• **Challenge a**: In the article about John Lackey, how many home runs did Lackey give up in 2017?

John Lackey isn't riding off into the sunset just yet, but is a Cubs reunion in the cards?

John Lackey is not riding off into the sunset just yet.

The veteran cowboy/pitcher/haircut-non-getter has always said he wouldn't announce his retirement and just march quietly back to his Texas home with nothing close to a David Ross-esque farewell tour.

Lackey — who just turned 39 last month — is not ready to call it quits, according to Jon Heyman:

Lackey went 12-12 with a 4.59 ERA in 2017, while giving up a league-high 36 homers. But he was hardly the only pitcher directly affected by the home run explosion in baseball in 2017 and he made 30 starts for the ninth time in his career.

It is curious that Lackey's sources have already said he'll be back in 2018 after his good buddy Jon Lester toasted to what was "probably" Lackey's last regular season start in St. Louis in late September:

The day the Cubs were eliminated from playoff contention last month, reporters crowded around Lackey's locker in an effort to interview him before he rode off into the sunset, but he shut that down immediately, waving off the Chicago media.

So if he does return to professional baseball, is a reunion in the cards for the Cubs and Lackey in 2018? 

The Cubs have two openings in their starting rotation and Lackey is a guy that can eat up innings as a quality No. 5 starter — he went 6-2 with a 3.82 ERA, 1.18 WHIP and 8.3 K/9 in his last 12 starts of 2017.

• **Challenge b**: Return every line of the records that contains the string "left".

Lines of data:
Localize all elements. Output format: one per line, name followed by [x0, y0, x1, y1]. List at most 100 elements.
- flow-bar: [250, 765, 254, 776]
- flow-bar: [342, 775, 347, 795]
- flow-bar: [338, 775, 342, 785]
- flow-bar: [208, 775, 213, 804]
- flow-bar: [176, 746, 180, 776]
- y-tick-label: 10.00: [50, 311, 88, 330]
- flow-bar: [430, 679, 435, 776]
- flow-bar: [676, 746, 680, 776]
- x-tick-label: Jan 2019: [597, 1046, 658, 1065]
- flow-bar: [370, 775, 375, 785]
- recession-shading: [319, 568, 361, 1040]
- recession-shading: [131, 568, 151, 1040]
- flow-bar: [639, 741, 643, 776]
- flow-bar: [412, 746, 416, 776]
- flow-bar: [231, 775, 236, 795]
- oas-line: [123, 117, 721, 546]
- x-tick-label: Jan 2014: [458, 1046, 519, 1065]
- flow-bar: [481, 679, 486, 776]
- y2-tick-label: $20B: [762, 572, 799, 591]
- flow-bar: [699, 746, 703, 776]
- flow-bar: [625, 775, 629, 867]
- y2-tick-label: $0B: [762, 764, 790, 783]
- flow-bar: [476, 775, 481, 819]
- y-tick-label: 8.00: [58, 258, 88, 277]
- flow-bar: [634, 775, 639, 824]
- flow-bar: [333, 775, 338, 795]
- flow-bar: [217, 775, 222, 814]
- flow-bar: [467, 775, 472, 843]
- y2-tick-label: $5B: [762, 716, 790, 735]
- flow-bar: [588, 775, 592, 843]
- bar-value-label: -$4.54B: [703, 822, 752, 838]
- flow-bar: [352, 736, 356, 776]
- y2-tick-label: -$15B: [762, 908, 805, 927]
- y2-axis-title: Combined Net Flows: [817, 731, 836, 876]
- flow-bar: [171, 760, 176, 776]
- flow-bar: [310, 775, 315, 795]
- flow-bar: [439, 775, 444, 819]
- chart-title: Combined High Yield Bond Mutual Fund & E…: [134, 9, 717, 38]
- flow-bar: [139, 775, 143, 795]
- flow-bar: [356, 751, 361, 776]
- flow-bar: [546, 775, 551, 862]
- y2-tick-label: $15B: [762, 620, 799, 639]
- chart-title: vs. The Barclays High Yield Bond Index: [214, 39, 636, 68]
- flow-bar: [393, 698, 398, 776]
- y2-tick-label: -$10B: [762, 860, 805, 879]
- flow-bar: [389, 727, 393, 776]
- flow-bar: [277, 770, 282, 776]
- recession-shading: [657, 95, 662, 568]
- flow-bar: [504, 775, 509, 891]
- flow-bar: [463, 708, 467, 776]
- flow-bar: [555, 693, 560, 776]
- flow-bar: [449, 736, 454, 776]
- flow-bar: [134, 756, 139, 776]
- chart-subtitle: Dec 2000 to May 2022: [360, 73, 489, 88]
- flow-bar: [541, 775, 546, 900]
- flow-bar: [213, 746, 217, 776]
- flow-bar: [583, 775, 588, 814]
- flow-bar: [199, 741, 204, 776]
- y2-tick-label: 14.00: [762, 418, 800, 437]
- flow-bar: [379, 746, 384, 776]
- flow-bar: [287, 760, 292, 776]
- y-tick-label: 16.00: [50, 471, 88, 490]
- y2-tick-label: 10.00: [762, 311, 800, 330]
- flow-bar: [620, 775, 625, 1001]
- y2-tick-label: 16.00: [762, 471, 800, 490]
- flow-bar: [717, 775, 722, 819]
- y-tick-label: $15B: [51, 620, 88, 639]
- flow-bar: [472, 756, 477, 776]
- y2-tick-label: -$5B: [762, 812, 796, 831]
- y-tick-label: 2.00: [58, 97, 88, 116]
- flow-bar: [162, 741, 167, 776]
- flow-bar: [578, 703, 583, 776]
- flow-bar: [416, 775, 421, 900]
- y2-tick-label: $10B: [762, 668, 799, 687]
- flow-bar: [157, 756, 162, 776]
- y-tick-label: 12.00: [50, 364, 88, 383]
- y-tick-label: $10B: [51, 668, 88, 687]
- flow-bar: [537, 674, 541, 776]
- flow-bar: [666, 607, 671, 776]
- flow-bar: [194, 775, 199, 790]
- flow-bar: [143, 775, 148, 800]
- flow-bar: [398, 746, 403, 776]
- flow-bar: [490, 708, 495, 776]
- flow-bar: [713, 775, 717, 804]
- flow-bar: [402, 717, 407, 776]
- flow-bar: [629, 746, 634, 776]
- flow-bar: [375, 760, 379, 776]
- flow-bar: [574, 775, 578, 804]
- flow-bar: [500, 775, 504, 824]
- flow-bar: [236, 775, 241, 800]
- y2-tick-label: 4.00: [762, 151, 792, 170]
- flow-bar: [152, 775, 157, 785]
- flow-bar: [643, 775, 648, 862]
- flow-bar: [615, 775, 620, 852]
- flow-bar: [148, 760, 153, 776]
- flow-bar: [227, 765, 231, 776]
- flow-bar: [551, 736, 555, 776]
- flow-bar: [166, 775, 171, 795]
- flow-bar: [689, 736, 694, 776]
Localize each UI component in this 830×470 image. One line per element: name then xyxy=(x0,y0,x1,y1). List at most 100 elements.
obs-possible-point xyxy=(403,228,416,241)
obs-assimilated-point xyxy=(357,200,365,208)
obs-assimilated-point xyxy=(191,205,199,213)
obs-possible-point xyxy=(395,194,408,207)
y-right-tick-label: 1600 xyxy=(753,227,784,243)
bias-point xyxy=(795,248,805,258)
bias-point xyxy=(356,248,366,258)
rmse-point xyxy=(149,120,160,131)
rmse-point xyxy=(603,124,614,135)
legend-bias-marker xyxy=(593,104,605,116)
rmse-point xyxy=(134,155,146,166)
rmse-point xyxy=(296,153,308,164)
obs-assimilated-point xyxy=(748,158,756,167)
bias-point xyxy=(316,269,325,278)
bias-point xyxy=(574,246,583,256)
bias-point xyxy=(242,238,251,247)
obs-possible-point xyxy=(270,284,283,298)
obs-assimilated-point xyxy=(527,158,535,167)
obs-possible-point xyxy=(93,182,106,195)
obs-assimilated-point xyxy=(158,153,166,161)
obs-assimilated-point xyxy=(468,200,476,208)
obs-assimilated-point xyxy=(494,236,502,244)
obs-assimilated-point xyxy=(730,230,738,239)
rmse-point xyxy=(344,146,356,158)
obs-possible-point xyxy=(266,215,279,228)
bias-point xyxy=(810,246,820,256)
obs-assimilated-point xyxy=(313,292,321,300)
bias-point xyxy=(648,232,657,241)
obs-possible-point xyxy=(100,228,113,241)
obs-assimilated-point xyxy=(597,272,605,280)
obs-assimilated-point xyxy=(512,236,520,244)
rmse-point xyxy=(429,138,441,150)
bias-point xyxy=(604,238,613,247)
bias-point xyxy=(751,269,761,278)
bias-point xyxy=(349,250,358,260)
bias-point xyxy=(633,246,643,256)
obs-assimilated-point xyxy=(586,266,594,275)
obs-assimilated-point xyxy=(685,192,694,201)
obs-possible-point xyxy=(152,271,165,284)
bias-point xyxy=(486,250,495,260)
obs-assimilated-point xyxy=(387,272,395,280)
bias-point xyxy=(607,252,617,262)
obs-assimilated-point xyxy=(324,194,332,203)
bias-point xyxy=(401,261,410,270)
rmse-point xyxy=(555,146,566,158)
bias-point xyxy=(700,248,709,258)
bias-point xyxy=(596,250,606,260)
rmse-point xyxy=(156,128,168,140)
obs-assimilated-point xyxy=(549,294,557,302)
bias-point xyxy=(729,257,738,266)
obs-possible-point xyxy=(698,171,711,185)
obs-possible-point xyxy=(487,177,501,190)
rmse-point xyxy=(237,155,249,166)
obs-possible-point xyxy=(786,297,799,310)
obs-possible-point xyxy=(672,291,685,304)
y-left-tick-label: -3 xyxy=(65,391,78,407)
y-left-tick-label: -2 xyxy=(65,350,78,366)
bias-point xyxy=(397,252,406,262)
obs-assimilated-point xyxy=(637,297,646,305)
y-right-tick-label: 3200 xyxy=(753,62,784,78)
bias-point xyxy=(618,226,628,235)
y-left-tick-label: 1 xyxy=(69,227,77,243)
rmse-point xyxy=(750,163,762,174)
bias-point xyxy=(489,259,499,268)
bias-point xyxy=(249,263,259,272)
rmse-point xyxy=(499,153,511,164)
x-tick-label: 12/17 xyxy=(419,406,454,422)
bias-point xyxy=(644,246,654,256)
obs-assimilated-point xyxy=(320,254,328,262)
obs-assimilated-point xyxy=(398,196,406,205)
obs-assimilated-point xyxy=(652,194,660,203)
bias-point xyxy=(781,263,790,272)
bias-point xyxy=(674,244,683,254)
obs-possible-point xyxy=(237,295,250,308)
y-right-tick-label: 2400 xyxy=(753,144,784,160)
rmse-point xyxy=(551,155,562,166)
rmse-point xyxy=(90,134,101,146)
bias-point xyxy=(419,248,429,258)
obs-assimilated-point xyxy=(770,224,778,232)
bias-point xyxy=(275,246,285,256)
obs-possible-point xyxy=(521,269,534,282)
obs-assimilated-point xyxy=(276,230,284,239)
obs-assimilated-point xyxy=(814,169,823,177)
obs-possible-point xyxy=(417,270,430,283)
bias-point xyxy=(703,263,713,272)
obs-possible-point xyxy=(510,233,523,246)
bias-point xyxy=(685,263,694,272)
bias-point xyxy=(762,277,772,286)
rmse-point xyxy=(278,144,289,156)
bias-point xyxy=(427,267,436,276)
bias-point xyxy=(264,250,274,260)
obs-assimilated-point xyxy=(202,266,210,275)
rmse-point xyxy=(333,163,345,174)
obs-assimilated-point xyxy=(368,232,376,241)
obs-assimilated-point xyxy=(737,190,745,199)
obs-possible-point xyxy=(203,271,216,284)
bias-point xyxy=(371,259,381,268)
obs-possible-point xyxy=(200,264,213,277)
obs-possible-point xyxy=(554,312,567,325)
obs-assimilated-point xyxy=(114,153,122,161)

• **Task result a**: 36, the most in the league.

• **Task result b**:
y-left-tick-label: -3 xyxy=(65,391,78,407)
y-left-tick-label: -2 xyxy=(65,350,78,366)
y-left-tick-label: 1 xyxy=(69,227,77,243)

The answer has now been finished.